» **Aim of the exercise**
Below are some entries. Copy each line that holds the string "true".

[Data excerpts]
:::
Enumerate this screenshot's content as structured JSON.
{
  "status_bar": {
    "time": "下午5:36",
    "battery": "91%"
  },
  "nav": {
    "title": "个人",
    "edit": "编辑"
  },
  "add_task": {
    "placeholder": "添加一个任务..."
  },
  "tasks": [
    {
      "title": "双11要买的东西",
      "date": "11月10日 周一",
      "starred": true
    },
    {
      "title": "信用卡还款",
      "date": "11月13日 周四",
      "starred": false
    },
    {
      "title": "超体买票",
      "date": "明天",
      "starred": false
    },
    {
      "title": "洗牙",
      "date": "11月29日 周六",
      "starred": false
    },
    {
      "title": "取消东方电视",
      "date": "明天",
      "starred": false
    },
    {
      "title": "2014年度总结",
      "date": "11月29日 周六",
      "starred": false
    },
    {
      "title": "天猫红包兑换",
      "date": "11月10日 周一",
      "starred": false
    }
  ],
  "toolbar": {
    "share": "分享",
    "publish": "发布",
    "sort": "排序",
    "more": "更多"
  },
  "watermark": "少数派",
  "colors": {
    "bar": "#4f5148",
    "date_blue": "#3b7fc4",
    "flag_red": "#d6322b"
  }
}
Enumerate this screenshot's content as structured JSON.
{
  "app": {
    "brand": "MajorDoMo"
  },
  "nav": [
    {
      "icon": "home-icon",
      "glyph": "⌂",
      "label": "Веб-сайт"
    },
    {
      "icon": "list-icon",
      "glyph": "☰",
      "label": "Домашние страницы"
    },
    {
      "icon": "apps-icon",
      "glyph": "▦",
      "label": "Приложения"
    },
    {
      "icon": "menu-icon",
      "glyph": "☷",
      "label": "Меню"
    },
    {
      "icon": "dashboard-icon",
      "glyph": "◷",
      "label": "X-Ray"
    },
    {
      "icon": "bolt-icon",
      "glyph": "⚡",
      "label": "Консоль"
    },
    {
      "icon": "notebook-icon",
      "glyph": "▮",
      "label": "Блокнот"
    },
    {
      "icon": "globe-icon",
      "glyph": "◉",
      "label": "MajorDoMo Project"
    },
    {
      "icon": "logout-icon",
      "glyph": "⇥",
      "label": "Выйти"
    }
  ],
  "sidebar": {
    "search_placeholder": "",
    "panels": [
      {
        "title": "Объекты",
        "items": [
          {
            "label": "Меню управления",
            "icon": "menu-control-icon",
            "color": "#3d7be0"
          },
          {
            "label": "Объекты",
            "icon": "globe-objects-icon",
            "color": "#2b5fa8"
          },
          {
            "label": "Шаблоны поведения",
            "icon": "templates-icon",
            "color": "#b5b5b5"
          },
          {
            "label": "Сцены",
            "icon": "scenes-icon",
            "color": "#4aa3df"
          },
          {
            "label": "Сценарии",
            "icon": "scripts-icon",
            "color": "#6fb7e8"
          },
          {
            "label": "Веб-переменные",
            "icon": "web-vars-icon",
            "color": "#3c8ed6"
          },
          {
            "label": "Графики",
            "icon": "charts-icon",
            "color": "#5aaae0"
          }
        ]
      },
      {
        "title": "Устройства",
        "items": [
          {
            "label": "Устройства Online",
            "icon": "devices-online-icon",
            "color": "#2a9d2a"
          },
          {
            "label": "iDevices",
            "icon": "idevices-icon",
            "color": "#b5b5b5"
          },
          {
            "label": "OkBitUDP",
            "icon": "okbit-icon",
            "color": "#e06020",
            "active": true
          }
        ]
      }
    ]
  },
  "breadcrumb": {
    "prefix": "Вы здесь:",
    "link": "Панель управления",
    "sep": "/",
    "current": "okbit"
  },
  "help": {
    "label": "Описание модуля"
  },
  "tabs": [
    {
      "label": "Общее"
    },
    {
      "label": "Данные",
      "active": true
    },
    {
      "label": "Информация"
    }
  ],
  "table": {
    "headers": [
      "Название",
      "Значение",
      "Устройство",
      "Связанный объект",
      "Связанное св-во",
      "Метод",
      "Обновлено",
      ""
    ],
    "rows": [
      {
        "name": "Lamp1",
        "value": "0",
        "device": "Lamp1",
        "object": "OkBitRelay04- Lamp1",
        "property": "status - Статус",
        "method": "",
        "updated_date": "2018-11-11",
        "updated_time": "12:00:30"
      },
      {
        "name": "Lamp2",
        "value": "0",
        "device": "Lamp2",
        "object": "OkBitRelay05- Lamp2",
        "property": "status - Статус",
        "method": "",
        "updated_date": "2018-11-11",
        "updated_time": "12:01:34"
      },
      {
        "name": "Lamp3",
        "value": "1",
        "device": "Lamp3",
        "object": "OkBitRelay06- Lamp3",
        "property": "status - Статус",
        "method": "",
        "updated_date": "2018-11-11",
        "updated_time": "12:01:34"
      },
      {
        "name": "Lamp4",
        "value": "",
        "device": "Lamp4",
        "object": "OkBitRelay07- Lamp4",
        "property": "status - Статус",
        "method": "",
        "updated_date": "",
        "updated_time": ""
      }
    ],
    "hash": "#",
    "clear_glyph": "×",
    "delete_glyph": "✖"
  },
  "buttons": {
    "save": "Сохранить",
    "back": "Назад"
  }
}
:::
» **Solution for this problem**
      "starred": true
            "active": true
      "active": true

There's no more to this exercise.